TASK INSTRUCTIONS: Can you rewrite the data from its start up to and including the line with "113, 340, 157]", changing "bell-icon" to "notification-icon" and leaving everything else unchanged?

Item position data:
* BEGIN *

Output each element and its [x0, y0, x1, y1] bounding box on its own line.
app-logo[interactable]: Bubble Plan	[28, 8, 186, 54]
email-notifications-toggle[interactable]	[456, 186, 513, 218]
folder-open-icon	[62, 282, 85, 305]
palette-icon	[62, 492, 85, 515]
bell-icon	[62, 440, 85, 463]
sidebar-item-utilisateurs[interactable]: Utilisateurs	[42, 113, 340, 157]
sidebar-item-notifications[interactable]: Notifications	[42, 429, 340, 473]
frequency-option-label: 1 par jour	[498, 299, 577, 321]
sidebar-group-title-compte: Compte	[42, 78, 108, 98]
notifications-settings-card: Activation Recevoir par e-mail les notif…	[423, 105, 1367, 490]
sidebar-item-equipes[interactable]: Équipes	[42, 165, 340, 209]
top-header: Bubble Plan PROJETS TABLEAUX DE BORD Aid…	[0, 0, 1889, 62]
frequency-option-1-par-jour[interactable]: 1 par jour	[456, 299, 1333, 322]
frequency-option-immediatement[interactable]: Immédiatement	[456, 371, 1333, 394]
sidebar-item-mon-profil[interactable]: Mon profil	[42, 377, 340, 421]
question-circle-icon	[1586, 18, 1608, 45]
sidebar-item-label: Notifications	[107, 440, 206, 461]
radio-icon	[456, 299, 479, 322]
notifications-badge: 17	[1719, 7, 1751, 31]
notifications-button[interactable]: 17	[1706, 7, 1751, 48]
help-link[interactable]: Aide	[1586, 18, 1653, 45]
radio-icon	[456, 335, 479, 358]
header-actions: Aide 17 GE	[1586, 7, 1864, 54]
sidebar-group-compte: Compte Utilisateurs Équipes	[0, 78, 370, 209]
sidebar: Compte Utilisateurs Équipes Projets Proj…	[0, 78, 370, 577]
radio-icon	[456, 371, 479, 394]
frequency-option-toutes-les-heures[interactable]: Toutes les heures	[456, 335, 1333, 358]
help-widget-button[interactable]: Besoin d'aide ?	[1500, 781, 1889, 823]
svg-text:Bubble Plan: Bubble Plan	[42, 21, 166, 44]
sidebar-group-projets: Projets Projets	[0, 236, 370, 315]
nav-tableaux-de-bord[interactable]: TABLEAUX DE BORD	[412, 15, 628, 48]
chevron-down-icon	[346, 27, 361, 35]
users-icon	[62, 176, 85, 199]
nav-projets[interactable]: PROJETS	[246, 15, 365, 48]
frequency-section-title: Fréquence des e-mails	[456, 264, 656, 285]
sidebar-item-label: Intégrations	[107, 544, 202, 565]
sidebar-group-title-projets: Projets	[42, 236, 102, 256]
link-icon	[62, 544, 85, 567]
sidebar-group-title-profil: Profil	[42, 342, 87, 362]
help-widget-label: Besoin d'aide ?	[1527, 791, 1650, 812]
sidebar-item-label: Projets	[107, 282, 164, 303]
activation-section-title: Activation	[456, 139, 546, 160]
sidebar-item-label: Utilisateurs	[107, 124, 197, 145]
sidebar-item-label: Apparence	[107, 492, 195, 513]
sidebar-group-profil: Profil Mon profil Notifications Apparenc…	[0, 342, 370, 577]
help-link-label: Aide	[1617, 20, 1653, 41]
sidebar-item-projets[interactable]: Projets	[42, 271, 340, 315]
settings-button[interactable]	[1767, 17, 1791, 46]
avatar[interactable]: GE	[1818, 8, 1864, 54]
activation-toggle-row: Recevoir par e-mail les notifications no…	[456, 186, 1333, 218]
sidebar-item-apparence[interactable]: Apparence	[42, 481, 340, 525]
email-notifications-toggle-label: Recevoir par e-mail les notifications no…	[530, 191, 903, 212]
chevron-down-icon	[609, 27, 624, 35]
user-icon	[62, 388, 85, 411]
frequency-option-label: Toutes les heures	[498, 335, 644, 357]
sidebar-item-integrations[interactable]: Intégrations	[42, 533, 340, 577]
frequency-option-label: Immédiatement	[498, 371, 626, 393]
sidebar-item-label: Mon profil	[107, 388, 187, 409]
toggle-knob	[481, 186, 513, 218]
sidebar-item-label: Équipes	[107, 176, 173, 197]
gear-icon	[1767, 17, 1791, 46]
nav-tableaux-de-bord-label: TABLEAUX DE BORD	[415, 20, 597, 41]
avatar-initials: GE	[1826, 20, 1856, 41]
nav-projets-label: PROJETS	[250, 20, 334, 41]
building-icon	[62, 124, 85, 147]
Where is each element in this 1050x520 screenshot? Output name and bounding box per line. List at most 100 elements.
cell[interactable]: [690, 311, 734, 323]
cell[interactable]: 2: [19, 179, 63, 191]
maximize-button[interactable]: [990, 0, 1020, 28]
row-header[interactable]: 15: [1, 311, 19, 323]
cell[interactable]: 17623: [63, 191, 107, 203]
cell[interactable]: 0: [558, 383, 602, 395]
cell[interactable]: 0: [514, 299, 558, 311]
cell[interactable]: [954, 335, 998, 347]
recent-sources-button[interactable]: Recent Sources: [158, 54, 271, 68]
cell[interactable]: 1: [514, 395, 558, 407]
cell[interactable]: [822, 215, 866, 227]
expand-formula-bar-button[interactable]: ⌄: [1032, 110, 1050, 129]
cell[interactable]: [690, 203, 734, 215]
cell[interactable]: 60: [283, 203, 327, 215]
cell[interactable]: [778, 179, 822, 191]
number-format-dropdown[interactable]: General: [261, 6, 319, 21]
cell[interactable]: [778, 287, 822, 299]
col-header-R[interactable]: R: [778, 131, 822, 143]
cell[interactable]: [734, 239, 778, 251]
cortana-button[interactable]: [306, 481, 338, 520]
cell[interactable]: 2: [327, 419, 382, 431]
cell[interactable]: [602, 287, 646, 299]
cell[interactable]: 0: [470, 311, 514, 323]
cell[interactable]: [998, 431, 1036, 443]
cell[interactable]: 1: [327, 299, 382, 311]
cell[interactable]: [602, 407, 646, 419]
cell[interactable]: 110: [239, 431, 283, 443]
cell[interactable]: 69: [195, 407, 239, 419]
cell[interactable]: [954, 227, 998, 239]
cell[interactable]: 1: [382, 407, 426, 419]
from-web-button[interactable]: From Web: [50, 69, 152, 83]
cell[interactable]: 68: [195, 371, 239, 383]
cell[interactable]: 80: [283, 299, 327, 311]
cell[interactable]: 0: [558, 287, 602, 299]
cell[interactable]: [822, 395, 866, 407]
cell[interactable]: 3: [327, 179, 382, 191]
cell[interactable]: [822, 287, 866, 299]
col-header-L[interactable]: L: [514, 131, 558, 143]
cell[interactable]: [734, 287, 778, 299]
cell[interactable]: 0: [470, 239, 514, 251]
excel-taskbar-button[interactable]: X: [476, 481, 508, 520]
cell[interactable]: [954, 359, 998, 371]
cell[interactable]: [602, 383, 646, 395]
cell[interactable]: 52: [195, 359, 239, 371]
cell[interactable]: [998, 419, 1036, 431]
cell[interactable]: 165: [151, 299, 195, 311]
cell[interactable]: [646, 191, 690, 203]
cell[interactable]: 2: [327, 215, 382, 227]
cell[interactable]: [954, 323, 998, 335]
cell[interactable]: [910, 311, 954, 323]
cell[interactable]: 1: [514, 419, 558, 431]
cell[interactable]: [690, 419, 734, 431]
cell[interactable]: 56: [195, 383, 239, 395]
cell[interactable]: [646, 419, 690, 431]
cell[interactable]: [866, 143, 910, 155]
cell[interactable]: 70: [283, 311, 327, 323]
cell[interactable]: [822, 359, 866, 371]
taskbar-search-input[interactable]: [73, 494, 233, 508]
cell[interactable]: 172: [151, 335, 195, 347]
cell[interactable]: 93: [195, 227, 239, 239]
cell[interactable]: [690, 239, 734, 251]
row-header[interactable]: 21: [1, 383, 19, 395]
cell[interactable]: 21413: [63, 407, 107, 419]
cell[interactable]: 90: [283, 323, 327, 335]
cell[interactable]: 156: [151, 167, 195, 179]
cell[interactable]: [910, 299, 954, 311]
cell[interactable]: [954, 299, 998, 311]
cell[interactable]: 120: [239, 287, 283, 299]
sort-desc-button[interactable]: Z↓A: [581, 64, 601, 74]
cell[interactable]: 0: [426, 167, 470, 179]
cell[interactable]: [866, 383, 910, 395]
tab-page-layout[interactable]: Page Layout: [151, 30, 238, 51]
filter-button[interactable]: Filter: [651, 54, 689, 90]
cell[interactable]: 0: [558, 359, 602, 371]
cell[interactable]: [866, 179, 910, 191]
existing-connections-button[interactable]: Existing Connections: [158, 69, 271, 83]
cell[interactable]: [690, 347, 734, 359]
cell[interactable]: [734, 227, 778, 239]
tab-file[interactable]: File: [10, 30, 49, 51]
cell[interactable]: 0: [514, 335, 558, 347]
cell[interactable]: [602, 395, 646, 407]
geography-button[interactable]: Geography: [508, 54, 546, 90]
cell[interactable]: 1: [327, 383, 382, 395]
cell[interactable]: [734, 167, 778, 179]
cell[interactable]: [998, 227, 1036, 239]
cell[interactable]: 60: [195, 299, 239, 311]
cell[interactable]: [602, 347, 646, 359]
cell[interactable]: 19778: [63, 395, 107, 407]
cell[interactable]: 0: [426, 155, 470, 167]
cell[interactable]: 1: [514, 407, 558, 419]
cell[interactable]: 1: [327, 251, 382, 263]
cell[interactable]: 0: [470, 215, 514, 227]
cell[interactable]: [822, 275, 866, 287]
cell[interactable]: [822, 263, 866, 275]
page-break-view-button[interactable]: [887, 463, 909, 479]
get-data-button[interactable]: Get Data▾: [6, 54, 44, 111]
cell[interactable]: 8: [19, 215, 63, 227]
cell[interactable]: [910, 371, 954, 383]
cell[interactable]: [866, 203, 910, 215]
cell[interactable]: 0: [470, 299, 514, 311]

* END *

FINAL ANSWER:
Output each element and its [x0, y0, x1, y1] bounding box on its own line.
app-logo[interactable]: Bubble Plan	[28, 8, 186, 54]
email-notifications-toggle[interactable]	[456, 186, 513, 218]
folder-open-icon	[62, 282, 85, 305]
palette-icon	[62, 492, 85, 515]
notification-icon	[62, 440, 85, 463]
sidebar-item-utilisateurs[interactable]: Utilisateurs	[42, 113, 340, 157]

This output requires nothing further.